DATA ROWS »
<<<<
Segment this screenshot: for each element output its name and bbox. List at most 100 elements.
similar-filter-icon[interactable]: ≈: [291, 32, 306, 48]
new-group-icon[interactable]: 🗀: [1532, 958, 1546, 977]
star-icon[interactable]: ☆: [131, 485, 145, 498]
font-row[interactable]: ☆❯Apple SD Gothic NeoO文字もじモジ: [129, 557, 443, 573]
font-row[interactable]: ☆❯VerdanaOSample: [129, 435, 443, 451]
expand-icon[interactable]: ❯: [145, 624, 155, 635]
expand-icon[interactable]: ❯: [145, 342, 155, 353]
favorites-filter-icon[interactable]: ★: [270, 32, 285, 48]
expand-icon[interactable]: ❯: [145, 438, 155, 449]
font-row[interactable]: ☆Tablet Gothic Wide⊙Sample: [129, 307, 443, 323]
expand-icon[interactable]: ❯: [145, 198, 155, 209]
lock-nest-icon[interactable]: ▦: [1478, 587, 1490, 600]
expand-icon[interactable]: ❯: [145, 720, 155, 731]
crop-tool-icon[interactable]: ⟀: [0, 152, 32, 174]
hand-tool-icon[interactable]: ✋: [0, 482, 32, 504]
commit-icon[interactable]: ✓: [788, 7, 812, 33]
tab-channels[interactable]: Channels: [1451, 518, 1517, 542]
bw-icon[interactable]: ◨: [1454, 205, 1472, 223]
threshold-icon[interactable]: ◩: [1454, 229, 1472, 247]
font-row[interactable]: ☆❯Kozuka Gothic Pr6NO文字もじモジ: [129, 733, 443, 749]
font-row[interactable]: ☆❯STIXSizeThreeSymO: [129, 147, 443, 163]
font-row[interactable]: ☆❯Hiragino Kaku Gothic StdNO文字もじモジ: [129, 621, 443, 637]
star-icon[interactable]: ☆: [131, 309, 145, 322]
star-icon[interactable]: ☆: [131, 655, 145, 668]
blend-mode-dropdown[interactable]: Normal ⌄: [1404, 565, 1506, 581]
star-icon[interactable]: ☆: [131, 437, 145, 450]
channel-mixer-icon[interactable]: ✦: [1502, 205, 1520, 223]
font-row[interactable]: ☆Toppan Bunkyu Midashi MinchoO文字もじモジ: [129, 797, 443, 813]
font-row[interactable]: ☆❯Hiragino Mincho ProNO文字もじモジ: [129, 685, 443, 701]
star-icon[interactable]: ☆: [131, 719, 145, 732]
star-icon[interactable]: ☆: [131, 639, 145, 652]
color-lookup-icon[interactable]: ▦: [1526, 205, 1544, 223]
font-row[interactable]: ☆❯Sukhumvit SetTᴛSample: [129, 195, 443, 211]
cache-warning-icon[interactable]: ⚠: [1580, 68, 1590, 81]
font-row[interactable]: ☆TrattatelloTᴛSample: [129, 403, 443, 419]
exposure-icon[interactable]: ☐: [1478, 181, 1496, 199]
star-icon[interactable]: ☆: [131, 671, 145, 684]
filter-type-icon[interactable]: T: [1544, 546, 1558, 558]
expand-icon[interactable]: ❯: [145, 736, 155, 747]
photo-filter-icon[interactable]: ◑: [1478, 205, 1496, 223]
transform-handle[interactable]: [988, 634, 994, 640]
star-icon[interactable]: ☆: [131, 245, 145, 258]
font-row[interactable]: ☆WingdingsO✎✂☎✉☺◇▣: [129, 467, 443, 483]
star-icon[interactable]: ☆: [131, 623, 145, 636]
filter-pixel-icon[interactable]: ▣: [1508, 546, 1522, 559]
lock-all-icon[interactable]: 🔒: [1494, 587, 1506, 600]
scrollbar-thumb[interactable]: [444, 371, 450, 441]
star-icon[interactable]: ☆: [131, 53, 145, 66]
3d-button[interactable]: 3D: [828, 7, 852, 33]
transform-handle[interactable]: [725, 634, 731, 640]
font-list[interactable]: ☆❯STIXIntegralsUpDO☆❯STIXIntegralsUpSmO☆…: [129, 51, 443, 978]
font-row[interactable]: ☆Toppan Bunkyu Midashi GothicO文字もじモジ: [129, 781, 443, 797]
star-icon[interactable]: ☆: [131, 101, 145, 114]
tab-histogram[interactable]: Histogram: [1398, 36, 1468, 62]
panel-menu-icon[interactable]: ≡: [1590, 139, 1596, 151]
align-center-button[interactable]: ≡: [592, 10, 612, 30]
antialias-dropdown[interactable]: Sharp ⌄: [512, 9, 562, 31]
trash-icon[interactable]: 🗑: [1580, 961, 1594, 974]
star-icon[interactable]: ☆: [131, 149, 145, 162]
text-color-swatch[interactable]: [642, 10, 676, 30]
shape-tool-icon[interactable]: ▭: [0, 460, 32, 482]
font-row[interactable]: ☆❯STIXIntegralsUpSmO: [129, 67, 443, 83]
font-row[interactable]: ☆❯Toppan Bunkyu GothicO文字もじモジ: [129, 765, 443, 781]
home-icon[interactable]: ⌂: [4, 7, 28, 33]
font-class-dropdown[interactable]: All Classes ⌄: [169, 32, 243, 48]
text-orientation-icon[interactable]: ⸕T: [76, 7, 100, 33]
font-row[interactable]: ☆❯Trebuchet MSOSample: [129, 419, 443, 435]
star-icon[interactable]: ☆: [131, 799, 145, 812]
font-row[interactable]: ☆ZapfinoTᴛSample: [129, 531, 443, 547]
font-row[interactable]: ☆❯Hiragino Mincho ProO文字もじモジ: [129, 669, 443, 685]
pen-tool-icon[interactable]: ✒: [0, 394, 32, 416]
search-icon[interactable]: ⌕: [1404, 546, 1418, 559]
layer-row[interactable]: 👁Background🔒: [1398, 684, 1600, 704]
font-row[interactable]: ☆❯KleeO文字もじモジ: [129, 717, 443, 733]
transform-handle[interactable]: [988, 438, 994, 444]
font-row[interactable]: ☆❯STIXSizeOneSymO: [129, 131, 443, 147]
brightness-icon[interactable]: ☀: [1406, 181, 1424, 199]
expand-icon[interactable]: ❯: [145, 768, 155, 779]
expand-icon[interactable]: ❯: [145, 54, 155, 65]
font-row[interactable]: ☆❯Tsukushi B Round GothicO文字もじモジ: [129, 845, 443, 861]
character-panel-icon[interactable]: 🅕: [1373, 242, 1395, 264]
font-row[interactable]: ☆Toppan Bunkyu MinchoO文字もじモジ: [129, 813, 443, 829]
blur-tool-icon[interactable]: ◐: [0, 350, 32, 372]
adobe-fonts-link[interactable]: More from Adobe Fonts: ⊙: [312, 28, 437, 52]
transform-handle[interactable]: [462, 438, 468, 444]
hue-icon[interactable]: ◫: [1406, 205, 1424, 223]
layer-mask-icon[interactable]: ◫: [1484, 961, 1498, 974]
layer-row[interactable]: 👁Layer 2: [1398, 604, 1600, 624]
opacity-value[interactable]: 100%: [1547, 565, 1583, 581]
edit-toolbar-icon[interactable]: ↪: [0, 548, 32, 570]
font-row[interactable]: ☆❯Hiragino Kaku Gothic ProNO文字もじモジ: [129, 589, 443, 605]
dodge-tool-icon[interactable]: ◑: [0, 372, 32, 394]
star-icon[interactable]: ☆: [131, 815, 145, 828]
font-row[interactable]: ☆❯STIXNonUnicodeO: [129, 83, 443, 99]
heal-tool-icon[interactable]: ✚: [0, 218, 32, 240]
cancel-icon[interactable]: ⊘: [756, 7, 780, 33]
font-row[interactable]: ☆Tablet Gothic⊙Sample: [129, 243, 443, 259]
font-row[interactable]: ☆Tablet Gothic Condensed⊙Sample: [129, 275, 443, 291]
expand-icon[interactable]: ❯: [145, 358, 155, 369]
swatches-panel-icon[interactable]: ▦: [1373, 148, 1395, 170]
>>>>
DO THIS » Return every line from the start of the records up to and including the line with "star-icon[interactable]: ☆: [131, 485, 145, 498]", copied exactly.

OUTPUT OF THE TASK »
Segment this screenshot: for each element output its name and bbox. List at most 100 elements.
similar-filter-icon[interactable]: ≈: [291, 32, 306, 48]
new-group-icon[interactable]: 🗀: [1532, 958, 1546, 977]
star-icon[interactable]: ☆: [131, 485, 145, 498]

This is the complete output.